▸ WHAT IS NEEDED: Locate and copy each line in the data that contains the word "Fisher".

▸ EXTRACTED MATERIAL:
--

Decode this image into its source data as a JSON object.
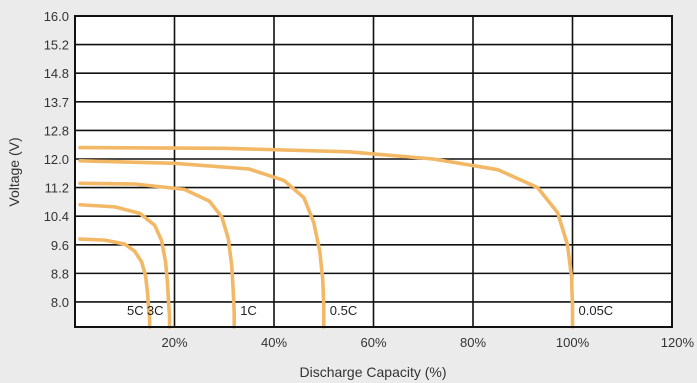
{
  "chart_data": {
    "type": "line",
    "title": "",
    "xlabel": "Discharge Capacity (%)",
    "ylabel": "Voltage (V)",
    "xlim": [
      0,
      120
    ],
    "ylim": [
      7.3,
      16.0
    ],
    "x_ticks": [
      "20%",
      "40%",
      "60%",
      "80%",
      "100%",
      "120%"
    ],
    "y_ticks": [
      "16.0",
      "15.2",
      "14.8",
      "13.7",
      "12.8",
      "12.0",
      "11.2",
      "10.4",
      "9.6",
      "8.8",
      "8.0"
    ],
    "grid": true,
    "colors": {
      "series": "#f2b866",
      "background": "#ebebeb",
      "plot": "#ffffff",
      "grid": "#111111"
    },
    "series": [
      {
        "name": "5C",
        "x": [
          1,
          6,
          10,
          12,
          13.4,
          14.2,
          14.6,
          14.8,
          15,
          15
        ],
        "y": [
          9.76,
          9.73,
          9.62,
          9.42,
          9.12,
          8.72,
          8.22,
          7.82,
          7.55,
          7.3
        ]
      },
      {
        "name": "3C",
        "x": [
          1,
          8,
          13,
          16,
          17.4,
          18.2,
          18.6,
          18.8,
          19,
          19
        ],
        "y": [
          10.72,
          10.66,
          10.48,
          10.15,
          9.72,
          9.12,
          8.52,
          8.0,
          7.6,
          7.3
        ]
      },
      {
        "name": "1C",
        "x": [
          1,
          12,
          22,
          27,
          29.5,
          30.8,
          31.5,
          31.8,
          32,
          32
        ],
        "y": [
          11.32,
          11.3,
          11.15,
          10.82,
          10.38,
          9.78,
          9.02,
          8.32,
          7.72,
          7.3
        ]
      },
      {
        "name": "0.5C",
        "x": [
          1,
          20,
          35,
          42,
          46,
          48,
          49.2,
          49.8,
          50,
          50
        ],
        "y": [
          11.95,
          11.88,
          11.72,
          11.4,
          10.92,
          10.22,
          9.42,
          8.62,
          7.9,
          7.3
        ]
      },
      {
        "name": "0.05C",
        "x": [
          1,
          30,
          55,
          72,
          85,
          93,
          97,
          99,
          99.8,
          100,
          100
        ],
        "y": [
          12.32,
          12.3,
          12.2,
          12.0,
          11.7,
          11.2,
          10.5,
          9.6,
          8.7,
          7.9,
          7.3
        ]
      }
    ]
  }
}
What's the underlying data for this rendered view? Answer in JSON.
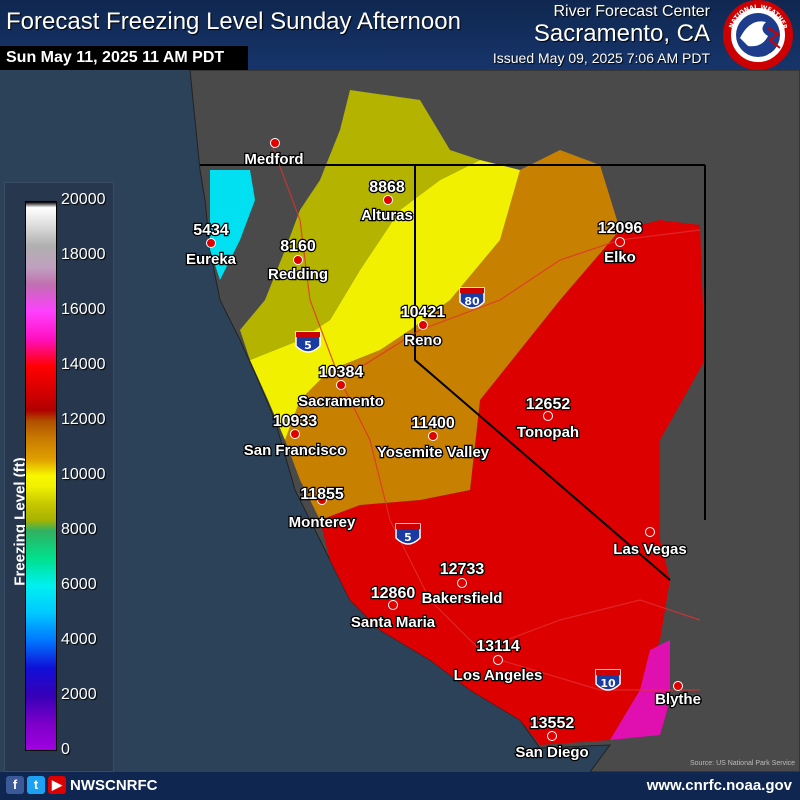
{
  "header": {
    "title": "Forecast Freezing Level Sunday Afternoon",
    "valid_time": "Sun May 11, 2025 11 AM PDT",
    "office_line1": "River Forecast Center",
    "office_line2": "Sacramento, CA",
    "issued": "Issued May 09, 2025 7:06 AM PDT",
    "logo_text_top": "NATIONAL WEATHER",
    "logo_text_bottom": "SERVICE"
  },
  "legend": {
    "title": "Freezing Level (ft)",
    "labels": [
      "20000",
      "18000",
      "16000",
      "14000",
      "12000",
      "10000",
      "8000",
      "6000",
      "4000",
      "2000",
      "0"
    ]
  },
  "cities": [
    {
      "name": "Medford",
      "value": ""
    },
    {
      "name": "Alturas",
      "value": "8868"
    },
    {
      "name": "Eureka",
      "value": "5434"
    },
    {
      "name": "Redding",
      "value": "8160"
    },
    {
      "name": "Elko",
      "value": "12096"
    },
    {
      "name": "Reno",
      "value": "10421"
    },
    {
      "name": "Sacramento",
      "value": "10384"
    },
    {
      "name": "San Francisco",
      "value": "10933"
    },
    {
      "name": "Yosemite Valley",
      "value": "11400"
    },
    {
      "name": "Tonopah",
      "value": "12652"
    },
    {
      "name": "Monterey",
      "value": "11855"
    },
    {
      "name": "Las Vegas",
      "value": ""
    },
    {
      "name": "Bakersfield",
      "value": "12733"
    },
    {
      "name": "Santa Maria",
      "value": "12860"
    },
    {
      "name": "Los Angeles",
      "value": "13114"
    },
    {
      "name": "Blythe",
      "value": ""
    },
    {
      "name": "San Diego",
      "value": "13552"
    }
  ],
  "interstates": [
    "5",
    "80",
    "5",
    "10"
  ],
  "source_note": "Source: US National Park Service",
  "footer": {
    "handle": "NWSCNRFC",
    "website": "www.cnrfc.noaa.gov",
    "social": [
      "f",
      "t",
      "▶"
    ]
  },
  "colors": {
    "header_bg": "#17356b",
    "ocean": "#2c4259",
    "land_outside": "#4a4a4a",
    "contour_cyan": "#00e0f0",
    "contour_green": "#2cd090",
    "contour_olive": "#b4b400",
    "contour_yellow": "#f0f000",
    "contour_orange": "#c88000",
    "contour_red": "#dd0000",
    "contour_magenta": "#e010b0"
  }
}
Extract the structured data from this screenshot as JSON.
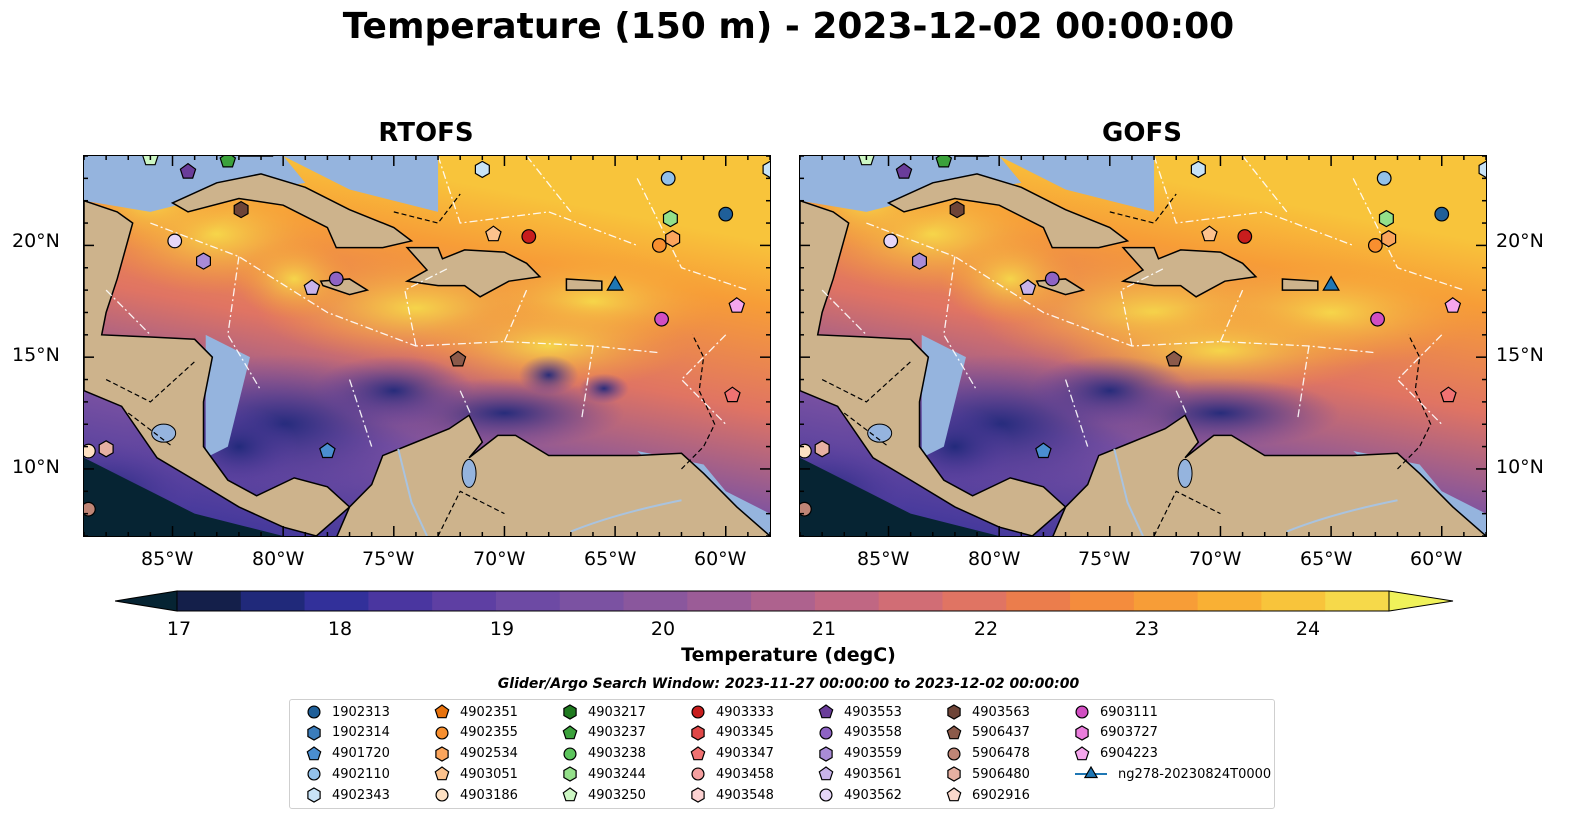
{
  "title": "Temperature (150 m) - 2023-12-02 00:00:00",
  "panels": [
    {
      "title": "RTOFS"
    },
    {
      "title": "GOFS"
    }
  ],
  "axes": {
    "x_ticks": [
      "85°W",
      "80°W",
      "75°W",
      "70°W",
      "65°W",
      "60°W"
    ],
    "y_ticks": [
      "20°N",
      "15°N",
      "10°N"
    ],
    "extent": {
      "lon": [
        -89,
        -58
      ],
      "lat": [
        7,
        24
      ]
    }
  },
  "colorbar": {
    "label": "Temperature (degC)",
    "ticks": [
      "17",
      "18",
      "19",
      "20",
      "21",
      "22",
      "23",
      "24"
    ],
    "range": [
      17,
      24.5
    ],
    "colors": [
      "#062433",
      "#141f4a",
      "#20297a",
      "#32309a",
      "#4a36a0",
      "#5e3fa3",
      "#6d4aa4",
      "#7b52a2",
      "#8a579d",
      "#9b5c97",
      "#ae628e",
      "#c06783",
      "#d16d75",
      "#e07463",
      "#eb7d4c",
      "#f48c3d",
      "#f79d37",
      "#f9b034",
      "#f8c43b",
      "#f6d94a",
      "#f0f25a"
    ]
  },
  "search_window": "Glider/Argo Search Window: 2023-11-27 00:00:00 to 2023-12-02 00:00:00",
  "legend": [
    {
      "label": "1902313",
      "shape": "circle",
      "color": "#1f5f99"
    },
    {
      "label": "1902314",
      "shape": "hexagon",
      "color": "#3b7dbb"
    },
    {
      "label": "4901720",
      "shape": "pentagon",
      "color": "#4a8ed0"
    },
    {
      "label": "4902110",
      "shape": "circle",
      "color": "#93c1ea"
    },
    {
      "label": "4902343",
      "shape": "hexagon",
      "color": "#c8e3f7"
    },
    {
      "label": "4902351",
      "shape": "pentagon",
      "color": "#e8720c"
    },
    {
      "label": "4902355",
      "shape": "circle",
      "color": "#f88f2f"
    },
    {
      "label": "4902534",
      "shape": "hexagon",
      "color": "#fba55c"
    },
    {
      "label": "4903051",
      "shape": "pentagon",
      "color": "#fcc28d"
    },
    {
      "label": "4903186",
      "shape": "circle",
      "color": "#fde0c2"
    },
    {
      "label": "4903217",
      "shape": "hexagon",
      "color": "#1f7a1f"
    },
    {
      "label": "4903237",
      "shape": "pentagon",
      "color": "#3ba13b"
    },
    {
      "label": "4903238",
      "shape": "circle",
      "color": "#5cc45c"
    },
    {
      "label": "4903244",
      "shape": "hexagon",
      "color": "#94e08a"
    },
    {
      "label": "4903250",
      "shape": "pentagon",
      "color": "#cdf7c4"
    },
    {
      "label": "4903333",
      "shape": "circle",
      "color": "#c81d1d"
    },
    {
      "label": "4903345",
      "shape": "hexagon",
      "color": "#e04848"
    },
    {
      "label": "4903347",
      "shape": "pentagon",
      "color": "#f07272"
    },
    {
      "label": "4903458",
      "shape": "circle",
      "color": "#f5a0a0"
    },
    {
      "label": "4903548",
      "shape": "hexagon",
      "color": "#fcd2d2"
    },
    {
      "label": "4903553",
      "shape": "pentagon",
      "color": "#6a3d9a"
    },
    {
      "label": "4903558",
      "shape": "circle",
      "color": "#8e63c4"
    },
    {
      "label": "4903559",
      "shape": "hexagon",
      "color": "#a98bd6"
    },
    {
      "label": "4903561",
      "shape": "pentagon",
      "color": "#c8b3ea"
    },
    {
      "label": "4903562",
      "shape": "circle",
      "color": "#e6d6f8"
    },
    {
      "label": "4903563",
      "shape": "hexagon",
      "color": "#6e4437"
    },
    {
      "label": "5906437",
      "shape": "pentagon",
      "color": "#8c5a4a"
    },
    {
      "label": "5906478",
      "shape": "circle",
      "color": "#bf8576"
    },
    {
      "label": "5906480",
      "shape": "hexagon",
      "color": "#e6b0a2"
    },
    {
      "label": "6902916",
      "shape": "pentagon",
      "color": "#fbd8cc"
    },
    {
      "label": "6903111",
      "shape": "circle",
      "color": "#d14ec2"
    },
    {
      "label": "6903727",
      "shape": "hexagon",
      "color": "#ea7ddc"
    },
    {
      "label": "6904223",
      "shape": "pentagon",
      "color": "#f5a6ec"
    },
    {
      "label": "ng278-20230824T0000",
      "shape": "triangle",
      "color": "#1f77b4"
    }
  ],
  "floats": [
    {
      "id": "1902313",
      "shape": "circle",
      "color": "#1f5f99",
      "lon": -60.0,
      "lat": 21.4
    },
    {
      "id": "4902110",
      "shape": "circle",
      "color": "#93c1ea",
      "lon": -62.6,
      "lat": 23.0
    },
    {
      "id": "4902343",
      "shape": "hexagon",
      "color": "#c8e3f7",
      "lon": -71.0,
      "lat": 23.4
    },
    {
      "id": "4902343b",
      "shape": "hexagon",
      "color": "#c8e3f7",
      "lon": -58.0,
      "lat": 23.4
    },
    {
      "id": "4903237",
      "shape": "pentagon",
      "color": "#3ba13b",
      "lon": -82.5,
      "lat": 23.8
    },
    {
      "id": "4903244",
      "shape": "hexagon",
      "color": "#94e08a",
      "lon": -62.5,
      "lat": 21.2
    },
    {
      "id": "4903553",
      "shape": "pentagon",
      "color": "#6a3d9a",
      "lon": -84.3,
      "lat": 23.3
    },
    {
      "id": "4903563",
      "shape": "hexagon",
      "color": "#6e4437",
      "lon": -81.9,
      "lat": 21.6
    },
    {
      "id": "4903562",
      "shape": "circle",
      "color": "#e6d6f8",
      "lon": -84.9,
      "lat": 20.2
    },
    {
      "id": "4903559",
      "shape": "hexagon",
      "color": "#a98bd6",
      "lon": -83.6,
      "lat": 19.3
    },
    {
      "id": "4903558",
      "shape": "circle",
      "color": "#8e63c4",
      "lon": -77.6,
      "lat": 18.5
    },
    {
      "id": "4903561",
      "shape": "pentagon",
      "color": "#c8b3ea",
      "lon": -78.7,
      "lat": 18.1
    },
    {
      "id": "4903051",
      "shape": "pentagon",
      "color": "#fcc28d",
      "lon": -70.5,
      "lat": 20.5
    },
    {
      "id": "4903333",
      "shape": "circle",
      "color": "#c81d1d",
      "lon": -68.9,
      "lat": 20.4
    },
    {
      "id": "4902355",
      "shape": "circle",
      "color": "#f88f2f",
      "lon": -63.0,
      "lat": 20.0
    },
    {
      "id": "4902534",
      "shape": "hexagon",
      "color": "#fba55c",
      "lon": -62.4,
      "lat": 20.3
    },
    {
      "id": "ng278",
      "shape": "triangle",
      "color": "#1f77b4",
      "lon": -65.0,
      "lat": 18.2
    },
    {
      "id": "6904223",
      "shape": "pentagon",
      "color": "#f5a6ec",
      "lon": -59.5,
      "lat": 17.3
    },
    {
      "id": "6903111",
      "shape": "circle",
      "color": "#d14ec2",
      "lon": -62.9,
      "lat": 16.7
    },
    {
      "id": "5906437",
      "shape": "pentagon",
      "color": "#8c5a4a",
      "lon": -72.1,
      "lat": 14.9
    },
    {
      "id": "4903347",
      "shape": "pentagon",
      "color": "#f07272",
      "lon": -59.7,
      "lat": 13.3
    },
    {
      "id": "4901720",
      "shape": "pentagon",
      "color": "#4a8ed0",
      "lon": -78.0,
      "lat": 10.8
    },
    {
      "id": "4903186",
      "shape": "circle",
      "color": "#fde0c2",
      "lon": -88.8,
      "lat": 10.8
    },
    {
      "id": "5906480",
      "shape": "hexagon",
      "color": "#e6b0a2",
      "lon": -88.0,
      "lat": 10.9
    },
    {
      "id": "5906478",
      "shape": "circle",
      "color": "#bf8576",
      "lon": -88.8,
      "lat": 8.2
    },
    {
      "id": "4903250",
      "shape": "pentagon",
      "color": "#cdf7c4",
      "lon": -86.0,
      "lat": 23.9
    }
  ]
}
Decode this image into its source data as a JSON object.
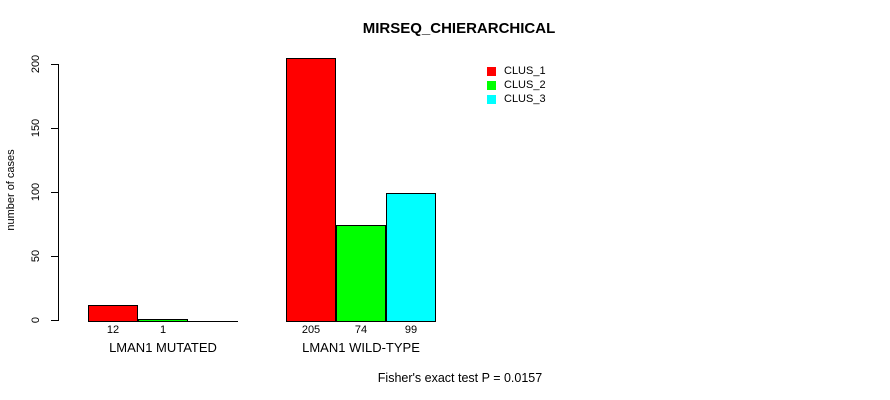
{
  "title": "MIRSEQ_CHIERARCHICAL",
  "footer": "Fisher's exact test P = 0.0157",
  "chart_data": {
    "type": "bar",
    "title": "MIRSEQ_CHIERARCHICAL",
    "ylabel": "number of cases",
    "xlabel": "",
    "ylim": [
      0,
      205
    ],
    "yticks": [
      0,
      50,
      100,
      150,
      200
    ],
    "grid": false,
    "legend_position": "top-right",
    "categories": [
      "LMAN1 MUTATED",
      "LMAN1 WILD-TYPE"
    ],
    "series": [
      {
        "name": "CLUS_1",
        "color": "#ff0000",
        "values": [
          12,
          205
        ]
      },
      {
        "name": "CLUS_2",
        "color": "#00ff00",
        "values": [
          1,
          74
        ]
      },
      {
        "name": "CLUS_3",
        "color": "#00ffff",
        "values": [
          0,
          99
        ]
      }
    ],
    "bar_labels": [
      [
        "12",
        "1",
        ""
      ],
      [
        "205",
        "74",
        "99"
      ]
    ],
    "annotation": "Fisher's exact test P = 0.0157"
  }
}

--

▸ THE RESPONSE:
  "footer": "Fisher's exact test P = 0.0157",
    "annotation": "Fisher's exact test P = 0.0157"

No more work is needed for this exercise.